Gather up the lines that contain "conditions".

__Supplied records__
• • • • • • •

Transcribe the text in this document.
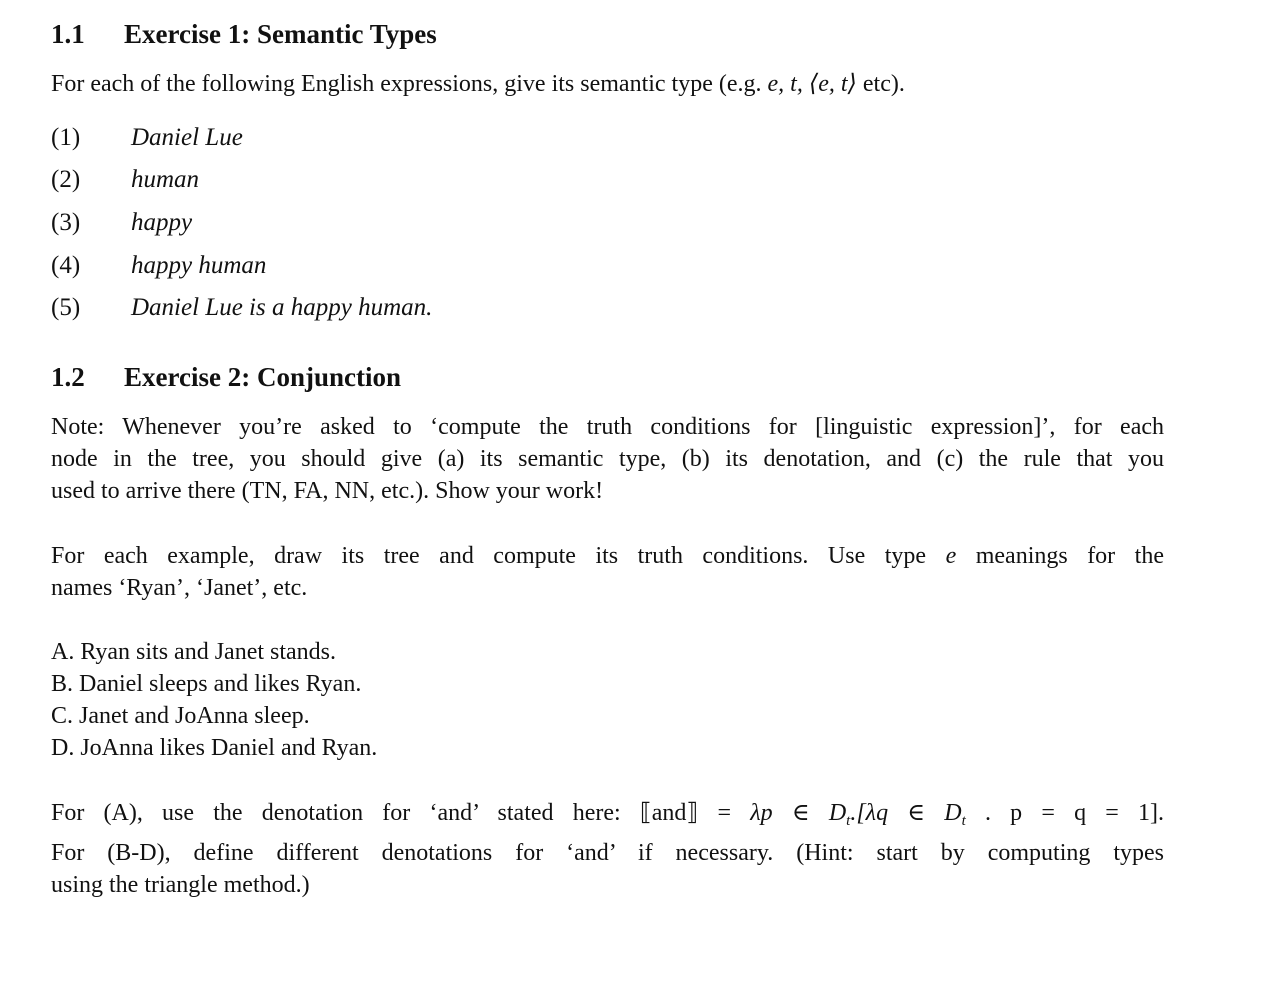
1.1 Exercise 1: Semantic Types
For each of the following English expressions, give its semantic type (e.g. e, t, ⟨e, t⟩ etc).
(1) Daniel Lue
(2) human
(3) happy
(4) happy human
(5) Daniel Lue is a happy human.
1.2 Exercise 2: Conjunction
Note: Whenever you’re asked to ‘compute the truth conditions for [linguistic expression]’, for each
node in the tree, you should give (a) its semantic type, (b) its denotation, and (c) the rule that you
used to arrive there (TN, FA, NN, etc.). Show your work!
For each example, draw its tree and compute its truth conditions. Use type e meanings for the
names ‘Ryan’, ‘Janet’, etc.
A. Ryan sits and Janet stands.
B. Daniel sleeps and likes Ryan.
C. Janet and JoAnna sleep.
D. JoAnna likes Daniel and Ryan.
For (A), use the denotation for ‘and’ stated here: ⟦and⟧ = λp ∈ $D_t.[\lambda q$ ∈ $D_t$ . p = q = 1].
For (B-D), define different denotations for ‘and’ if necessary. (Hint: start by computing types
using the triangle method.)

• • • • • • •

__Complete response__
Note: Whenever you’re asked to ‘compute the truth conditions for [linguistic expression]’, for each
For each example, draw its tree and compute its truth conditions. Use type e meanings for the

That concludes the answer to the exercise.